_Task statement_
Copy each line that contains the string "COINBASE".

_Information provided_
▶
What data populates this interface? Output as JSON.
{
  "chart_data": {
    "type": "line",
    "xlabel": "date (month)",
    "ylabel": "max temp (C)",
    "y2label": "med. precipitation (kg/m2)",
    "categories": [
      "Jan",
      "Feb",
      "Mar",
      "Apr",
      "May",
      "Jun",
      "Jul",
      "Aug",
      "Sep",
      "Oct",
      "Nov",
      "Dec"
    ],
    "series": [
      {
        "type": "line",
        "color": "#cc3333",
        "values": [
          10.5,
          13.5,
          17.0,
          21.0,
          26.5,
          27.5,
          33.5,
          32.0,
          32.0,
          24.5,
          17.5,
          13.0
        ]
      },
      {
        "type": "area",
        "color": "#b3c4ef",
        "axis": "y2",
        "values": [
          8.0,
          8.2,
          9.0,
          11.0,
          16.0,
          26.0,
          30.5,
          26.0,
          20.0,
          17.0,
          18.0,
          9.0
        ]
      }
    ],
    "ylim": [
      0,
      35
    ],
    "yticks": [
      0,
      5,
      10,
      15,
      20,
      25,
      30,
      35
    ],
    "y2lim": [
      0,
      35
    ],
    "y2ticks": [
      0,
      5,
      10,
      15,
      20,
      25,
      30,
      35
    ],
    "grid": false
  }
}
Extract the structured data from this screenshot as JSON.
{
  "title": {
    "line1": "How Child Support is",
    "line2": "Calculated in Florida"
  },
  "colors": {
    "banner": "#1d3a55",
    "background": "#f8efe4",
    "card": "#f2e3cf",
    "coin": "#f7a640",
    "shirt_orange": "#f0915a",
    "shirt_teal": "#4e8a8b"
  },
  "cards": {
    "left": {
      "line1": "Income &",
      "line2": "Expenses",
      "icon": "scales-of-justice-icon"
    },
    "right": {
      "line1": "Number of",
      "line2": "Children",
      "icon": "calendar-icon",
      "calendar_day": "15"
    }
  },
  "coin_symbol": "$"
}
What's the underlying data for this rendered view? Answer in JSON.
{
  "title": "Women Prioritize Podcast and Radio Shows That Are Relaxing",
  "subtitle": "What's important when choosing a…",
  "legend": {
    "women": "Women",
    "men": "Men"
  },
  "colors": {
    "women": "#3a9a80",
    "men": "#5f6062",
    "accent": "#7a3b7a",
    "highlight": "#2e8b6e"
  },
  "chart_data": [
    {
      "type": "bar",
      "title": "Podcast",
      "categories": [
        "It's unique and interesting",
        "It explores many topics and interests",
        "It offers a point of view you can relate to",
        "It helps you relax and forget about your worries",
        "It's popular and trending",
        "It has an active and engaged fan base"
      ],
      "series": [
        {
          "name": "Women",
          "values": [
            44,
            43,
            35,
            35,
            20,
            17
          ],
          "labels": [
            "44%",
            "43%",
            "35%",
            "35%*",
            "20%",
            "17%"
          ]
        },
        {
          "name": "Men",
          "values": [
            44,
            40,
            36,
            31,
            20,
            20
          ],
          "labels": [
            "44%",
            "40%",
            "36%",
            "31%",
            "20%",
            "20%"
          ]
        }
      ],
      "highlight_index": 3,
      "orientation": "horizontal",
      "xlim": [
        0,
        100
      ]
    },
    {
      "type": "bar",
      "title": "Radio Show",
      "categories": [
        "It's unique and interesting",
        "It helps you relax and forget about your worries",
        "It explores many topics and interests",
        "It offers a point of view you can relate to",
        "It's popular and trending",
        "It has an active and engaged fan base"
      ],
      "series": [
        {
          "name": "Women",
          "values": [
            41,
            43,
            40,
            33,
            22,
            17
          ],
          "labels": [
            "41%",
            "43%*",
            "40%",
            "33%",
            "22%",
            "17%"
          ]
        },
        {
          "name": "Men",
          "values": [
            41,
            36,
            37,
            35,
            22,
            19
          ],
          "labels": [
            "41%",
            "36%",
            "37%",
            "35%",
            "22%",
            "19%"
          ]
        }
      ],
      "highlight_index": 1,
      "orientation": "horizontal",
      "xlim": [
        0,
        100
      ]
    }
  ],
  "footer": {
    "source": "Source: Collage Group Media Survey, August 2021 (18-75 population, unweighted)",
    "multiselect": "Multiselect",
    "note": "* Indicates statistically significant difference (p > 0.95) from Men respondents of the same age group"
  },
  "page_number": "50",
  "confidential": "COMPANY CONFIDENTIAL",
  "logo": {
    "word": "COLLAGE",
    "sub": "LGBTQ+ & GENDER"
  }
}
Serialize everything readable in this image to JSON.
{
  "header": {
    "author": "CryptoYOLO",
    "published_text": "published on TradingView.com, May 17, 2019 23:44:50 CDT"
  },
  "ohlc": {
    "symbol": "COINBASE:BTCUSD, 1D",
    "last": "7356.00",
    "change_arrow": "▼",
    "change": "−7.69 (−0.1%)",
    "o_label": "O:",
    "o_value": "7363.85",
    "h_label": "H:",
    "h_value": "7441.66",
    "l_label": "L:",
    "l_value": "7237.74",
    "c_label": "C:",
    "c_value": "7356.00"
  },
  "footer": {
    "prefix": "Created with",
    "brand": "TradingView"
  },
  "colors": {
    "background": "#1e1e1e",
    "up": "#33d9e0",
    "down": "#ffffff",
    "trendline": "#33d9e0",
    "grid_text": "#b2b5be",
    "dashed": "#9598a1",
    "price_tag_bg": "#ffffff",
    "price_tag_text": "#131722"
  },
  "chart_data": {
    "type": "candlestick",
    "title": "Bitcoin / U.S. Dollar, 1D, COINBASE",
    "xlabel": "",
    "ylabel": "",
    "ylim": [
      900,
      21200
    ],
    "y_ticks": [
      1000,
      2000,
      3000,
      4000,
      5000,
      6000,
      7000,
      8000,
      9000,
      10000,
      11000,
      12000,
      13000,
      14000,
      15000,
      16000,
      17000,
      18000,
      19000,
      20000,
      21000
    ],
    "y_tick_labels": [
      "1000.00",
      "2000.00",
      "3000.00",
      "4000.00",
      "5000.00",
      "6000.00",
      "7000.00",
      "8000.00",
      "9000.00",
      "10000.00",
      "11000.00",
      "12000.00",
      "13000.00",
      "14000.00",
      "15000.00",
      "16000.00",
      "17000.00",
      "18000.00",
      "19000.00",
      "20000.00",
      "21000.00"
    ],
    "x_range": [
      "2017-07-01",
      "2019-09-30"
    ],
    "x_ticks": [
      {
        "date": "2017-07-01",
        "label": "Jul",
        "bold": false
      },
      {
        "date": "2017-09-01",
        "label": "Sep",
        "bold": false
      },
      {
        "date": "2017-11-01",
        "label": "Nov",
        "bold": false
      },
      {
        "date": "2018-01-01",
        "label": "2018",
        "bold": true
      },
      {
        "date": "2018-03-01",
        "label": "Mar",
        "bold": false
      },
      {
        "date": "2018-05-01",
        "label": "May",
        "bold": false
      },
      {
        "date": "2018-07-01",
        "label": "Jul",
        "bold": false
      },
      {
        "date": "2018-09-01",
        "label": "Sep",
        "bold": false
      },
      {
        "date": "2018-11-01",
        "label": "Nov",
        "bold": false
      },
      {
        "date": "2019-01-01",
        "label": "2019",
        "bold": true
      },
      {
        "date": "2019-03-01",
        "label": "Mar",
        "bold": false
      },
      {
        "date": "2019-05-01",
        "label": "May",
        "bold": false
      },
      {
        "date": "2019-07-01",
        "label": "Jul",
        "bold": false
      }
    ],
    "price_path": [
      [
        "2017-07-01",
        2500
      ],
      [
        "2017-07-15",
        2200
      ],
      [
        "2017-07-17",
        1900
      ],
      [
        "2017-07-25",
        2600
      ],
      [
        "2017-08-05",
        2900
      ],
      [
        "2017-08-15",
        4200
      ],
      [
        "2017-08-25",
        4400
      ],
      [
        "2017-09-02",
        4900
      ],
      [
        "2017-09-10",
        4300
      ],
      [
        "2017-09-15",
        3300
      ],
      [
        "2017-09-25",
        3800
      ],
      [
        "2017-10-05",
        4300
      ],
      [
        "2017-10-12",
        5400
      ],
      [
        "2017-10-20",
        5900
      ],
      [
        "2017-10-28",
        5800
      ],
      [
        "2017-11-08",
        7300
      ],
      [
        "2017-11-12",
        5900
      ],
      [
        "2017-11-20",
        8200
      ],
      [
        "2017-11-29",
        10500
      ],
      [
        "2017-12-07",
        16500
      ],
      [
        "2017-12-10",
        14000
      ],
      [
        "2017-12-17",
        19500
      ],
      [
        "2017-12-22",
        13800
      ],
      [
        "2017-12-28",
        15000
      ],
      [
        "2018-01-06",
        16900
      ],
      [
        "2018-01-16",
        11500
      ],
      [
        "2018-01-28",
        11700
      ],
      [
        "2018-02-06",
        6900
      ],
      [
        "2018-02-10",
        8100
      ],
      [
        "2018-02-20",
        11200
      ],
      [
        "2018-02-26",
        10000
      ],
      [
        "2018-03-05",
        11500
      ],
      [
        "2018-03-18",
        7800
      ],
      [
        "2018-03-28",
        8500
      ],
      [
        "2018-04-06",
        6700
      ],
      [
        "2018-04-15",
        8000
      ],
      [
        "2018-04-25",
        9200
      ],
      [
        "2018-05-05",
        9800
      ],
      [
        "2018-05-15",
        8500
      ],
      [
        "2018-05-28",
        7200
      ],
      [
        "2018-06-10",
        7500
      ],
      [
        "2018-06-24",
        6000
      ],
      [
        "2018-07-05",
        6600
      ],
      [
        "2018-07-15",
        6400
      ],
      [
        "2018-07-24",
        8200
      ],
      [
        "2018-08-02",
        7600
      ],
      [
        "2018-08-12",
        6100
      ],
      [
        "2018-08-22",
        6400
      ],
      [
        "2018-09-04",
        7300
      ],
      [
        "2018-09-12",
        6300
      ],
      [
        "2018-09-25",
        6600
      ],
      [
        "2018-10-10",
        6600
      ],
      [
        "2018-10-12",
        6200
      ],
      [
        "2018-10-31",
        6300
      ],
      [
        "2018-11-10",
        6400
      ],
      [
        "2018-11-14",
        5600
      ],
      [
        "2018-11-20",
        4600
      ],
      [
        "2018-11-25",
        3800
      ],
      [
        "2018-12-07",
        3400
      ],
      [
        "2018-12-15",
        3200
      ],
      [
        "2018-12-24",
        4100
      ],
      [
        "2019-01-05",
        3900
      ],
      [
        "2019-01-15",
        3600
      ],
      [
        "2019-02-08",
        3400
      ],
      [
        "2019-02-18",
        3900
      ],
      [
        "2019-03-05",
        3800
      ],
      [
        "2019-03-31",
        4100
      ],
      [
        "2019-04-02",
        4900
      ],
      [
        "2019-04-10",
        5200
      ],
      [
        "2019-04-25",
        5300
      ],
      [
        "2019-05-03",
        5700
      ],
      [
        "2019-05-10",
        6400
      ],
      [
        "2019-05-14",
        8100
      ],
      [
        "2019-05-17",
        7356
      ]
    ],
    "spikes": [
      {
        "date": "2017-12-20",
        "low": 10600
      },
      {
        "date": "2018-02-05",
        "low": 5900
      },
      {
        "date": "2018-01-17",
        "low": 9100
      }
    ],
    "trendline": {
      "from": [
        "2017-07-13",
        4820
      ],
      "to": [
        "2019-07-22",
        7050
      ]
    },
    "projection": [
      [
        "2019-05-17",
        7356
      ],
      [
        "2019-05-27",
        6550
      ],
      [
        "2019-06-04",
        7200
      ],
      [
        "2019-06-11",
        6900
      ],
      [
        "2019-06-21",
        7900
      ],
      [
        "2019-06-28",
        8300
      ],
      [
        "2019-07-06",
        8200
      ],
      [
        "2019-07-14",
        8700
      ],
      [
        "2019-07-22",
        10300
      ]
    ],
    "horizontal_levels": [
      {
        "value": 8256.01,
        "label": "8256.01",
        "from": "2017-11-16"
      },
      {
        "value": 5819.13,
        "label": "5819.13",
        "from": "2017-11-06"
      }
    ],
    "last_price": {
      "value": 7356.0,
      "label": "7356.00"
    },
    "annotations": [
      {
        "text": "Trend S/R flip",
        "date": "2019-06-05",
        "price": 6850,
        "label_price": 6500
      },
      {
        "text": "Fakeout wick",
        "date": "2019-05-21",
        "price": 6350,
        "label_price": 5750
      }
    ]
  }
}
◀
_Written solution_
    "symbol": "COINBASE:BTCUSD, 1D",
    "title": "Bitcoin / U.S. Dollar, 1D, COINBASE",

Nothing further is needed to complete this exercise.